(Your objective): Copy each line where the word "color" occurs.

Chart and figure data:
··········
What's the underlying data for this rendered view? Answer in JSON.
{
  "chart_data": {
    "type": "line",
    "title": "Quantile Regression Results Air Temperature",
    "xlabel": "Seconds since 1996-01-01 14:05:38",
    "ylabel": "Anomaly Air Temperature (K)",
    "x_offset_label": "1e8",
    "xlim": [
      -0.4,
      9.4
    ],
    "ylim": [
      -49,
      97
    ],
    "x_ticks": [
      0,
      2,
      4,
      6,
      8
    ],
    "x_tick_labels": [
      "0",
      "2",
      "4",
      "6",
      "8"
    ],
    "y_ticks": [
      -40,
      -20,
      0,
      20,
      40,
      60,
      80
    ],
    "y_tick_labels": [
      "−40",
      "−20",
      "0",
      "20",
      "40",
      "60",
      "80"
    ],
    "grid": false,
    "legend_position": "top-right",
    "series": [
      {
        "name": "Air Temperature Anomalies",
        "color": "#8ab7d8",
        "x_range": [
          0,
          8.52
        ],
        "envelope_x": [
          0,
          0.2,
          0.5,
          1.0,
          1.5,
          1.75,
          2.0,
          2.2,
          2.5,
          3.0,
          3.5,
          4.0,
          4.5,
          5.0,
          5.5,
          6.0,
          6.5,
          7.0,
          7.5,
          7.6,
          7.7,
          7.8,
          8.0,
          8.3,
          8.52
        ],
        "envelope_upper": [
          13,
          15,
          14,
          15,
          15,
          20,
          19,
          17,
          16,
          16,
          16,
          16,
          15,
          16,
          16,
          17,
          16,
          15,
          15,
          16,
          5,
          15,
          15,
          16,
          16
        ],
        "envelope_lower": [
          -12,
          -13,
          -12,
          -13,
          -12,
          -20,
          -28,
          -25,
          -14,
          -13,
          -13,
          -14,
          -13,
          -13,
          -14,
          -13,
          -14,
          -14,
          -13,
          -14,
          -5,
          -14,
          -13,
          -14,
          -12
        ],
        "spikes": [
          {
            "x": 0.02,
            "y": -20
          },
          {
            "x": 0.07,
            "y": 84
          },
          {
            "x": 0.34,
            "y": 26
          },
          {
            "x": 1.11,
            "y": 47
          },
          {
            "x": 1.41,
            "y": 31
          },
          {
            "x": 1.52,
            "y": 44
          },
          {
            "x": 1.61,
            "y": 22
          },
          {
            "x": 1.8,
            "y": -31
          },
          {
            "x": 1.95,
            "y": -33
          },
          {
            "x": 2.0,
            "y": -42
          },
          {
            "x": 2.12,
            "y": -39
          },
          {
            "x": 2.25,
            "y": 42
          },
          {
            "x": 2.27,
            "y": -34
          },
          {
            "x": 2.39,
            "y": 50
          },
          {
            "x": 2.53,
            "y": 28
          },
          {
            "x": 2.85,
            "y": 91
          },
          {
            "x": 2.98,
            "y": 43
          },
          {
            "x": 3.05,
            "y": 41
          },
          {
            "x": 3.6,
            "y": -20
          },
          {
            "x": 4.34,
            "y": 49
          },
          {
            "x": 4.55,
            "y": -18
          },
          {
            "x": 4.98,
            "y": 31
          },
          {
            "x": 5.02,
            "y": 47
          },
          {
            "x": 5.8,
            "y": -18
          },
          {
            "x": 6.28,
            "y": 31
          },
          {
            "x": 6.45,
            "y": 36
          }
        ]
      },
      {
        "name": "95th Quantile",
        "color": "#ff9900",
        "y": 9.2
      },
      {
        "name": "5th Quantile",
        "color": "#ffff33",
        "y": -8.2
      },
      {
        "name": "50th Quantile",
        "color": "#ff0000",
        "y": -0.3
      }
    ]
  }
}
··········
(Solution):
        "color": "#8ab7d8",
        "color": "#ff9900",
        "color": "#ffff33",
        "color": "#ff0000",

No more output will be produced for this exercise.